What the task requires:
Please retype the data in full and exactly; the pictures are not part of the copy.

Dataset extract:

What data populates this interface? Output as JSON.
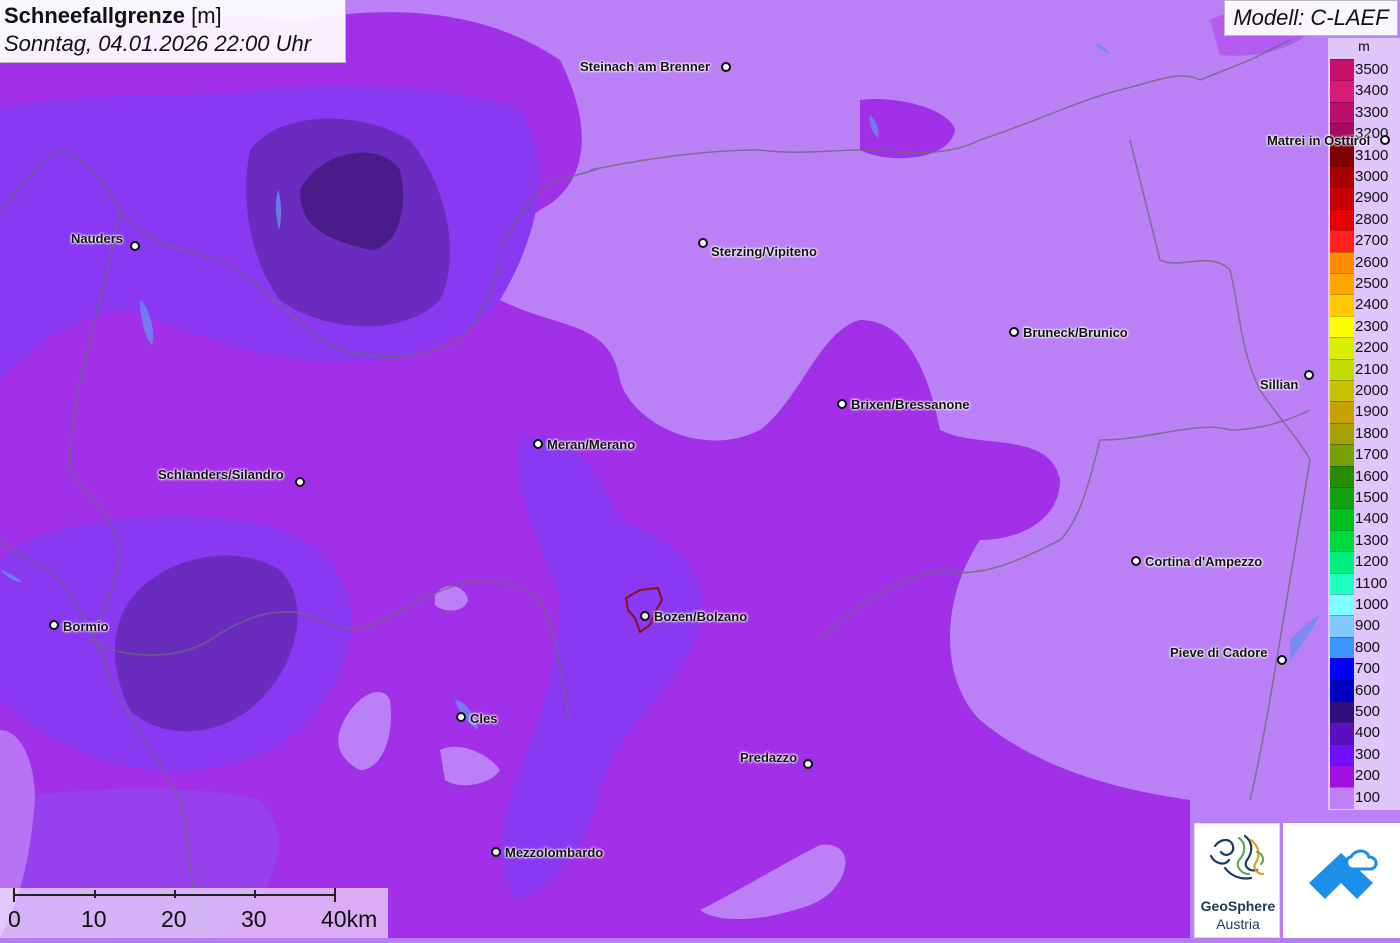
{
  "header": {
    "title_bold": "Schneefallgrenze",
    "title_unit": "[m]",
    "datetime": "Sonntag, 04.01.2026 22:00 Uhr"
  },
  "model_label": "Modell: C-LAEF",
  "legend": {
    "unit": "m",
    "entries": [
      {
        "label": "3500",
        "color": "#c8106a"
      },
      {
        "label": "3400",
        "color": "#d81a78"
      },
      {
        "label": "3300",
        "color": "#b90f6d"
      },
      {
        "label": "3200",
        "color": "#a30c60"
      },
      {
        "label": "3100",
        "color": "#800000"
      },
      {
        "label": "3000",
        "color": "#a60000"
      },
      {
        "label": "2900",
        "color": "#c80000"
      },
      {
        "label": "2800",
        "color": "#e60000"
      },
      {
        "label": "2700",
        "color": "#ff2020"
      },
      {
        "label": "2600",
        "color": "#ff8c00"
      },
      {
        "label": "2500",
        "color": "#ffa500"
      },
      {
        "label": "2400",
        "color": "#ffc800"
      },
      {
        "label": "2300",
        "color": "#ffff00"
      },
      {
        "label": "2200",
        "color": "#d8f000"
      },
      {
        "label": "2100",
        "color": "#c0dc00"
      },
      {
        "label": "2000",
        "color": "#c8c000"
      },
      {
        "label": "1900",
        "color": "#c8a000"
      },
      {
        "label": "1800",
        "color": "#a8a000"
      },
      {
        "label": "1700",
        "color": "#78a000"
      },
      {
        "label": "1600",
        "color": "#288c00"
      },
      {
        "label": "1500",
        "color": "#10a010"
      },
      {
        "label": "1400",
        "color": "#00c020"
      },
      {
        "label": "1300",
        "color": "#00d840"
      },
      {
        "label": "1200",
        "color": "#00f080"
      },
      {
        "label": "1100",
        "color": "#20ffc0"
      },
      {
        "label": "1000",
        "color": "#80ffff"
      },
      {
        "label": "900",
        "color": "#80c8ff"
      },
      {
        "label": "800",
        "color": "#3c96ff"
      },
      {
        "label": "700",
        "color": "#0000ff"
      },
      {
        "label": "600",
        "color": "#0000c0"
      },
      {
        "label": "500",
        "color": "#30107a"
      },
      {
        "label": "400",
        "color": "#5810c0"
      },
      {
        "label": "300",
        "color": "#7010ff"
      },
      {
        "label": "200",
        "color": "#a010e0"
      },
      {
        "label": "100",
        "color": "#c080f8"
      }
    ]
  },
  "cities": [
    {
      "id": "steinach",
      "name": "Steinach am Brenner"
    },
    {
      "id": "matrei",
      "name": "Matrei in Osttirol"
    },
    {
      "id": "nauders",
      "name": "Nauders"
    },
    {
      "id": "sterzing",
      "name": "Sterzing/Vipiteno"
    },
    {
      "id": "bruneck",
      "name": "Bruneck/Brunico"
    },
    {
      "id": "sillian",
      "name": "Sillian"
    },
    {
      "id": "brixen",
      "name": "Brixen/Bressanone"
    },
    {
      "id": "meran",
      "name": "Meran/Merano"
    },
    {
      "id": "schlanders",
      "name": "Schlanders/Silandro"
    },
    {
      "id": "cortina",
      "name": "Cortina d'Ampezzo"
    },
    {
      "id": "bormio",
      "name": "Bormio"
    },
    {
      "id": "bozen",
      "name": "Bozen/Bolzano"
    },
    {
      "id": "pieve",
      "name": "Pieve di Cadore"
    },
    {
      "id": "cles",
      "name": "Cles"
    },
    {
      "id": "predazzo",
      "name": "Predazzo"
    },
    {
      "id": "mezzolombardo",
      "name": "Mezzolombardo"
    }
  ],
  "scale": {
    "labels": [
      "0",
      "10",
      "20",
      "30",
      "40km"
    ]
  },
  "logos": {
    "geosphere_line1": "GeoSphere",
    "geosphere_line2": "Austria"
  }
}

Response:
What data populates this interface? Output as JSON.
{
  "header": {
    "title_bold": "Schneefallgrenze",
    "title_unit": "[m]",
    "datetime": "Sonntag, 04.01.2026 22:00 Uhr"
  },
  "model_label": "Modell: C-LAEF",
  "legend": {
    "unit": "m",
    "entries": [
      {
        "label": "3500",
        "color": "#c8106a"
      },
      {
        "label": "3400",
        "color": "#d81a78"
      },
      {
        "label": "3300",
        "color": "#b90f6d"
      },
      {
        "label": "3200",
        "color": "#a30c60"
      },
      {
        "label": "3100",
        "color": "#800000"
      },
      {
        "label": "3000",
        "color": "#a60000"
      },
      {
        "label": "2900",
        "color": "#c80000"
      },
      {
        "label": "2800",
        "color": "#e60000"
      },
      {
        "label": "2700",
        "color": "#ff2020"
      },
      {
        "label": "2600",
        "color": "#ff8c00"
      },
      {
        "label": "2500",
        "color": "#ffa500"
      },
      {
        "label": "2400",
        "color": "#ffc800"
      },
      {
        "label": "2300",
        "color": "#ffff00"
      },
      {
        "label": "2200",
        "color": "#d8f000"
      },
      {
        "label": "2100",
        "color": "#c0dc00"
      },
      {
        "label": "2000",
        "color": "#c8c000"
      },
      {
        "label": "1900",
        "color": "#c8a000"
      },
      {
        "label": "1800",
        "color": "#a8a000"
      },
      {
        "label": "1700",
        "color": "#78a000"
      },
      {
        "label": "1600",
        "color": "#288c00"
      },
      {
        "label": "1500",
        "color": "#10a010"
      },
      {
        "label": "1400",
        "color": "#00c020"
      },
      {
        "label": "1300",
        "color": "#00d840"
      },
      {
        "label": "1200",
        "color": "#00f080"
      },
      {
        "label": "1100",
        "color": "#20ffc0"
      },
      {
        "label": "1000",
        "color": "#80ffff"
      },
      {
        "label": "900",
        "color": "#80c8ff"
      },
      {
        "label": "800",
        "color": "#3c96ff"
      },
      {
        "label": "700",
        "color": "#0000ff"
      },
      {
        "label": "600",
        "color": "#0000c0"
      },
      {
        "label": "500",
        "color": "#30107a"
      },
      {
        "label": "400",
        "color": "#5810c0"
      },
      {
        "label": "300",
        "color": "#7010ff"
      },
      {
        "label": "200",
        "color": "#a010e0"
      },
      {
        "label": "100",
        "color": "#c080f8"
      }
    ]
  },
  "cities": [
    {
      "id": "steinach",
      "name": "Steinach am Brenner"
    },
    {
      "id": "matrei",
      "name": "Matrei in Osttirol"
    },
    {
      "id": "nauders",
      "name": "Nauders"
    },
    {
      "id": "sterzing",
      "name": "Sterzing/Vipiteno"
    },
    {
      "id": "bruneck",
      "name": "Bruneck/Brunico"
    },
    {
      "id": "sillian",
      "name": "Sillian"
    },
    {
      "id": "brixen",
      "name": "Brixen/Bressanone"
    },
    {
      "id": "meran",
      "name": "Meran/Merano"
    },
    {
      "id": "schlanders",
      "name": "Schlanders/Silandro"
    },
    {
      "id": "cortina",
      "name": "Cortina d'Ampezzo"
    },
    {
      "id": "bormio",
      "name": "Bormio"
    },
    {
      "id": "bozen",
      "name": "Bozen/Bolzano"
    },
    {
      "id": "pieve",
      "name": "Pieve di Cadore"
    },
    {
      "id": "cles",
      "name": "Cles"
    },
    {
      "id": "predazzo",
      "name": "Predazzo"
    },
    {
      "id": "mezzolombardo",
      "name": "Mezzolombardo"
    }
  ],
  "scale": {
    "labels": [
      "0",
      "10",
      "20",
      "30",
      "40km"
    ]
  },
  "logos": {
    "geosphere_line1": "GeoSphere",
    "geosphere_line2": "Austria"
  }
}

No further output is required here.